=== Data shown ===

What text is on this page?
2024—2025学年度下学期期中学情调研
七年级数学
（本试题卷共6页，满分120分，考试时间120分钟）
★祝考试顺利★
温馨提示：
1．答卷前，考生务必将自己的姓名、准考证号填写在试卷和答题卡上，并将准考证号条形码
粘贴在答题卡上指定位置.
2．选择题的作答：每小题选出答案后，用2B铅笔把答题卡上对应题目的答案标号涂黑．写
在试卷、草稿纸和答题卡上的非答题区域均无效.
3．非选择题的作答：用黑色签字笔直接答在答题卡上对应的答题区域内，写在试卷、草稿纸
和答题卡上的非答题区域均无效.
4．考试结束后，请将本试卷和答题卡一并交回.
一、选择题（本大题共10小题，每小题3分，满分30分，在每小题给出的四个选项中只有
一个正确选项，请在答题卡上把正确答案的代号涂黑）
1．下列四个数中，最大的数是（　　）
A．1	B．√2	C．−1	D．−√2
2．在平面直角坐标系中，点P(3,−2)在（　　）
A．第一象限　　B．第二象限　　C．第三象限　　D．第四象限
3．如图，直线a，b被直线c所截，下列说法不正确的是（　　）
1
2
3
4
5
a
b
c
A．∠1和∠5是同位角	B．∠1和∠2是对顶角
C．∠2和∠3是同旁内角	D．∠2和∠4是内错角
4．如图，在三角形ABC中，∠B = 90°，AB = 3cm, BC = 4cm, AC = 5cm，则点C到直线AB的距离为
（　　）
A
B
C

===

[Task details]
Repeat each record exactly, leaving nothing out.

[The reply]
What text is on this page?
2024—2025学年度下学期期中学情调研
七年级数学
（本试题卷共6页，满分120分，考试时间120分钟）
★祝考试顺利★
温馨提示：
1．答卷前，考生务必将自己的姓名、准考证号填写在试卷和答题卡上，并将准考证号条形码
粘贴在答题卡上指定位置.
2．选择题的作答：每小题选出答案后，用2B铅笔把答题卡上对应题目的答案标号涂黑．写
在试卷、草稿纸和答题卡上的非答题区域均无效.
3．非选择题的作答：用黑色签字笔直接答在答题卡上对应的答题区域内，写在试卷、草稿纸
和答题卡上的非答题区域均无效.
4．考试结束后，请将本试卷和答题卡一并交回.
一、选择题（本大题共10小题，每小题3分，满分30分，在每小题给出的四个选项中只有
一个正确选项，请在答题卡上把正确答案的代号涂黑）
1．下列四个数中，最大的数是（　　）
A．1	B．√2	C．−1	D．−√2
2．在平面直角坐标系中，点P(3,−2)在（　　）
A．第一象限　　B．第二象限　　C．第三象限　　D．第四象限
3．如图，直线a，b被直线c所截，下列说法不正确的是（　　）
1
2
3
4
5
a
b
c
A．∠1和∠5是同位角	B．∠1和∠2是对顶角
C．∠2和∠3是同旁内角	D．∠2和∠4是内错角
4．如图，在三角形ABC中，∠B = 90°，AB = 3cm, BC = 4cm, AC = 5cm，则点C到直线AB的距离为
（　　）
A
B
C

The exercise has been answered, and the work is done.